OBJECTIVES
[1] In the electric connector claims, what is the stated purpose of receiving a conductor of a cable in the groove?
[2] List every claim in the electric connector claims that is stated as depending on claim 1.

PASSAGE PROVIDED
----------------

2. The electric connector as claimed in claim 1, wherein the terminals include a positioning section located between the insertion end and the connecting end, the positioning section interferentially engaging the terminal receiving tunnel.
3. The electric connector as claimed in claim 1, wherein the connection between the base and the housing is an interference connection.
4. The electric connector as claimed in claim 1, wherein a conductor of a cable is received in the groove for electrical connection to the connecting end of the terminal.
5. The electric connector as claimed in claim 1, wherein the interference portion assists in retaining the protective sleeve to the housing.
6. The electric connector as claimed in claim 1, wherein the insulative housing further includes an interference portion.
7. The electric connector as claimed in claim 6, wherein the interference portion includes a protruding block that protrudes from the insulative housing.
8. The electric connector as claimed in claim 6, wherein the interference portion includes a concave groove that is formed in the surface of the insulative housing.

----------------

Source records

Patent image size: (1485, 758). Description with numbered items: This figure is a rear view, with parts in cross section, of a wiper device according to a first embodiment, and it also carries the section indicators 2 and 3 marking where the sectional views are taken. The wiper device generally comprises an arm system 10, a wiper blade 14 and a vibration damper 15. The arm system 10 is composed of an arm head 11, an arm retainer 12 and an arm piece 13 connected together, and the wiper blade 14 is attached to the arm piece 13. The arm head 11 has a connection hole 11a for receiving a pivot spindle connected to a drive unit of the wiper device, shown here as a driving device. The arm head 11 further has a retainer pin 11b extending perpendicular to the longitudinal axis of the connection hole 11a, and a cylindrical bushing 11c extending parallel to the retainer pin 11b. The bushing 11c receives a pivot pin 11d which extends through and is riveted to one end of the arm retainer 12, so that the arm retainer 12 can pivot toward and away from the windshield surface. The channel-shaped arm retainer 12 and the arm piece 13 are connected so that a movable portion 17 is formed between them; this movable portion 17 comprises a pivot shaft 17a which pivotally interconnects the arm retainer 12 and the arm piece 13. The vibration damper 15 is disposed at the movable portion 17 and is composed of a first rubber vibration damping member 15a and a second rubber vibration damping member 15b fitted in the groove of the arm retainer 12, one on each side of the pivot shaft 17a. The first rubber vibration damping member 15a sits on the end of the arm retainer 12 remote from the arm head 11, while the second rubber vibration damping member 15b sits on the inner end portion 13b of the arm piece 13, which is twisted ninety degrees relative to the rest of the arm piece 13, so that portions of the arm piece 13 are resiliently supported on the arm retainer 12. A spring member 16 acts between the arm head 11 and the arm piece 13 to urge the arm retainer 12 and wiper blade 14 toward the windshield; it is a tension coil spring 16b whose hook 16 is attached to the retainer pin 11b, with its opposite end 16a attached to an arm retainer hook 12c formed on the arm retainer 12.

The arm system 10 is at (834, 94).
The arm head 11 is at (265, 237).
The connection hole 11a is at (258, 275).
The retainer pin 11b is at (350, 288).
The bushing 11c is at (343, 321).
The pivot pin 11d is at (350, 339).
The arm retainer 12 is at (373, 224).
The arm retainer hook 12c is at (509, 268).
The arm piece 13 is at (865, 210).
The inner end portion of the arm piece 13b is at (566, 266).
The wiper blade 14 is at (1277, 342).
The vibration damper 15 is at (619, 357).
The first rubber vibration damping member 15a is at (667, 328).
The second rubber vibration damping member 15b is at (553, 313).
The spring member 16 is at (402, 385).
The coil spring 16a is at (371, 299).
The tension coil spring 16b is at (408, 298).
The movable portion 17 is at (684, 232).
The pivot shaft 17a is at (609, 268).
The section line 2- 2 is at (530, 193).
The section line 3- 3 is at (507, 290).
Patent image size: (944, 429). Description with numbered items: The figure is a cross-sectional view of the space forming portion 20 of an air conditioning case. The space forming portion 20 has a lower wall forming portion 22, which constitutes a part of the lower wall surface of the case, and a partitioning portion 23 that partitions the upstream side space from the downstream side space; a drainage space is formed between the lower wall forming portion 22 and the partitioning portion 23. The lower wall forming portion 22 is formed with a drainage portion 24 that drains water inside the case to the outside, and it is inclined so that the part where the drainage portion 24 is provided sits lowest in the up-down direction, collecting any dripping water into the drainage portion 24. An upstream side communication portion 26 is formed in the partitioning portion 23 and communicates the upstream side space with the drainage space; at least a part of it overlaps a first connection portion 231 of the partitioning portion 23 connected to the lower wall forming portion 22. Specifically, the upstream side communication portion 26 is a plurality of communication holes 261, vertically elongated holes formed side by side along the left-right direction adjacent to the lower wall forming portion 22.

----------------

ANSWER LIST
[1] The conductor of a cable is received in the groove so that it can be electrically connected to the connecting end of the terminal.

[2] Claims 2, 3, 4, 5 and 6